# Do this:
Can you write out all the lines word for word, with no pictures?

Extracts from a graphics dataset:
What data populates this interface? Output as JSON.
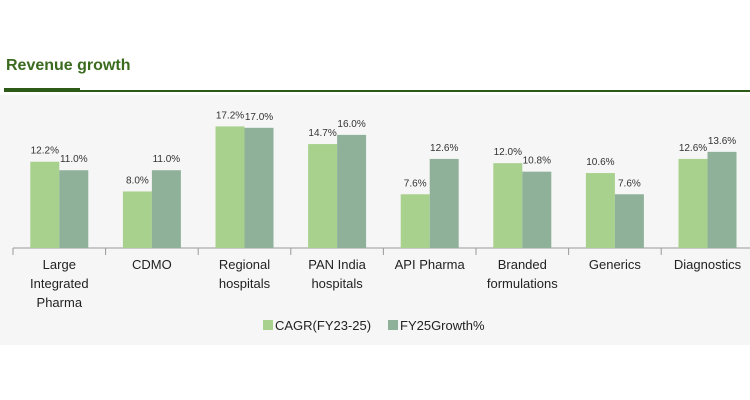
{
  "header": {
    "title": "Revenue growth"
  },
  "colors": {
    "accent": "#2e5a17",
    "title": "#3a6b1f",
    "series1": "#a9d18e",
    "series2": "#8fb19a"
  },
  "chart_data": {
    "type": "bar",
    "title": "Revenue growth",
    "xlabel": "",
    "ylabel": "",
    "ylim": [
      0,
      20
    ],
    "grid": false,
    "legend_position": "bottom",
    "categories": [
      [
        "Large",
        "Integrated",
        "Pharma"
      ],
      [
        "CDMO"
      ],
      [
        "Regional",
        "hospitals"
      ],
      [
        "PAN India",
        "hospitals"
      ],
      [
        "API Pharma"
      ],
      [
        "Branded",
        "formulations"
      ],
      [
        "Generics"
      ],
      [
        "Diagnostics"
      ]
    ],
    "series": [
      {
        "name": "CAGR(FY23-25)",
        "color": "#a9d18e",
        "values": [
          12.2,
          8.0,
          17.2,
          14.7,
          7.6,
          12.0,
          10.6,
          12.6
        ],
        "labels": [
          "12.2%",
          "8.0%",
          "17.2%",
          "14.7%",
          "7.6%",
          "12.0%",
          "10.6%",
          "12.6%"
        ]
      },
      {
        "name": "FY25Growth%",
        "color": "#8fb19a",
        "values": [
          11.0,
          11.0,
          17.0,
          16.0,
          12.6,
          10.8,
          7.6,
          13.6
        ],
        "labels": [
          "11.0%",
          "11.0%",
          "17.0%",
          "16.0%",
          "12.6%",
          "10.8%",
          "7.6%",
          "13.6%"
        ]
      }
    ]
  }
}
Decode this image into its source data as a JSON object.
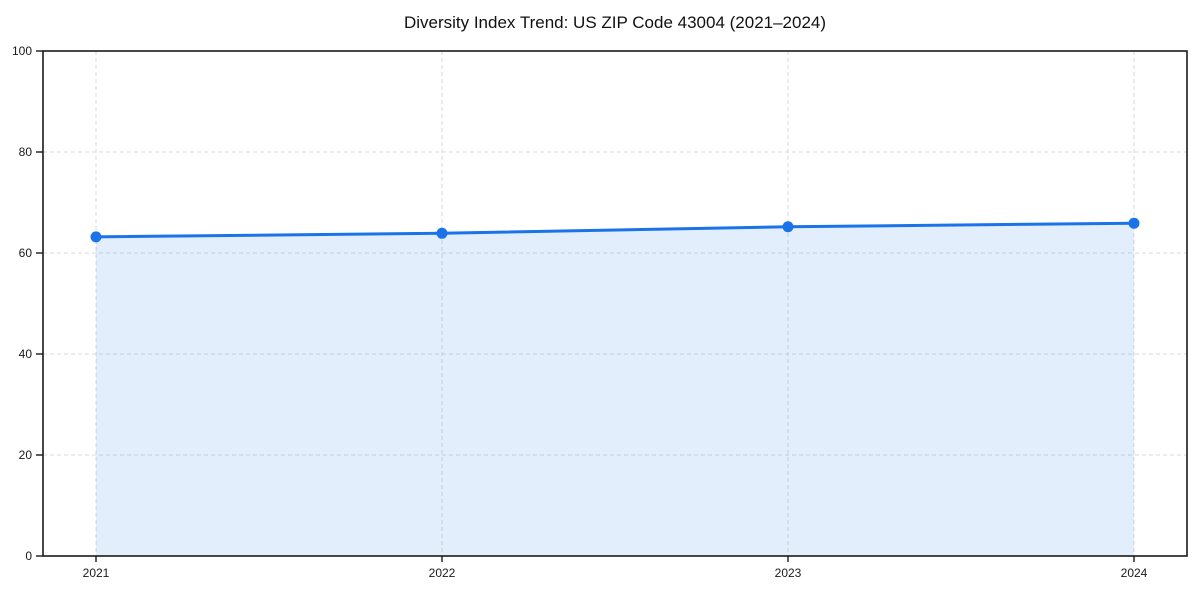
{
  "page": {
    "title": "Diversity Index Trend: US ZIP Code 43004 (2021–2024)"
  },
  "chart_data": {
    "type": "area",
    "title": "Diversity Index Trend: US ZIP Code 43004 (2021–2024)",
    "x": [
      2021,
      2022,
      2023,
      2024
    ],
    "series": [
      {
        "name": "Diversity Index",
        "values": [
          63.2,
          63.9,
          65.2,
          65.9
        ]
      }
    ],
    "xlabel": "",
    "ylabel": "",
    "ylim": [
      0,
      100
    ],
    "y_ticks": [
      0,
      20,
      40,
      60,
      80,
      100
    ],
    "grid": "dashed",
    "legend": "none",
    "colors": {
      "line": "#1a73e8",
      "marker": "#1a73e8",
      "fill": "#1a73e8",
      "fill_opacity": 0.12,
      "gridline": "#d9d9d9",
      "spine": "#1a1a1a",
      "tick_label": "#1a1a1a",
      "background": "#ffffff"
    }
  }
}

# Solution:
What data populates this interface? Output as JSON.
{
  "header": {
    "title": "Revenue growth"
  },
  "colors": {
    "accent": "#2e5a17",
    "title": "#3a6b1f",
    "series1": "#a9d18e",
    "series2": "#8fb19a"
  },
  "chart_data": {
    "type": "bar",
    "title": "Revenue growth",
    "xlabel": "",
    "ylabel": "",
    "ylim": [
      0,
      20
    ],
    "grid": false,
    "legend_position": "bottom",
    "categories": [
      [
        "Large",
        "Integrated",
        "Pharma"
      ],
      [
        "CDMO"
      ],
      [
        "Regional",
        "hospitals"
      ],
      [
        "PAN India",
        "hospitals"
      ],
      [
        "API Pharma"
      ],
      [
        "Branded",
        "formulations"
      ],
      [
        "Generics"
      ],
      [
        "Diagnostics"
      ]
    ],
    "series": [
      {
        "name": "CAGR(FY23-25)",
        "color": "#a9d18e",
        "values": [
          12.2,
          8.0,
          17.2,
          14.7,
          7.6,
          12.0,
          10.6,
          12.6
        ],
        "labels": [
          "12.2%",
          "8.0%",
          "17.2%",
          "14.7%",
          "7.6%",
          "12.0%",
          "10.6%",
          "12.6%"
        ]
      },
      {
        "name": "FY25Growth%",
        "color": "#8fb19a",
        "values": [
          11.0,
          11.0,
          17.0,
          16.0,
          12.6,
          10.8,
          7.6,
          13.6
        ],
        "labels": [
          "11.0%",
          "11.0%",
          "17.0%",
          "16.0%",
          "12.6%",
          "10.8%",
          "7.6%",
          "13.6%"
        ]
      }
    ]
  }
}
Decode this image into its source data as a JSON object.
{
  "page": {
    "title": "Diversity Index Trend: US ZIP Code 43004 (2021–2024)"
  },
  "chart_data": {
    "type": "area",
    "title": "Diversity Index Trend: US ZIP Code 43004 (2021–2024)",
    "x": [
      2021,
      2022,
      2023,
      2024
    ],
    "series": [
      {
        "name": "Diversity Index",
        "values": [
          63.2,
          63.9,
          65.2,
          65.9
        ]
      }
    ],
    "xlabel": "",
    "ylabel": "",
    "ylim": [
      0,
      100
    ],
    "y_ticks": [
      0,
      20,
      40,
      60,
      80,
      100
    ],
    "grid": "dashed",
    "legend": "none",
    "colors": {
      "line": "#1a73e8",
      "marker": "#1a73e8",
      "fill": "#1a73e8",
      "fill_opacity": 0.12,
      "gridline": "#d9d9d9",
      "spine": "#1a1a1a",
      "tick_label": "#1a1a1a",
      "background": "#ffffff"
    }
  }
}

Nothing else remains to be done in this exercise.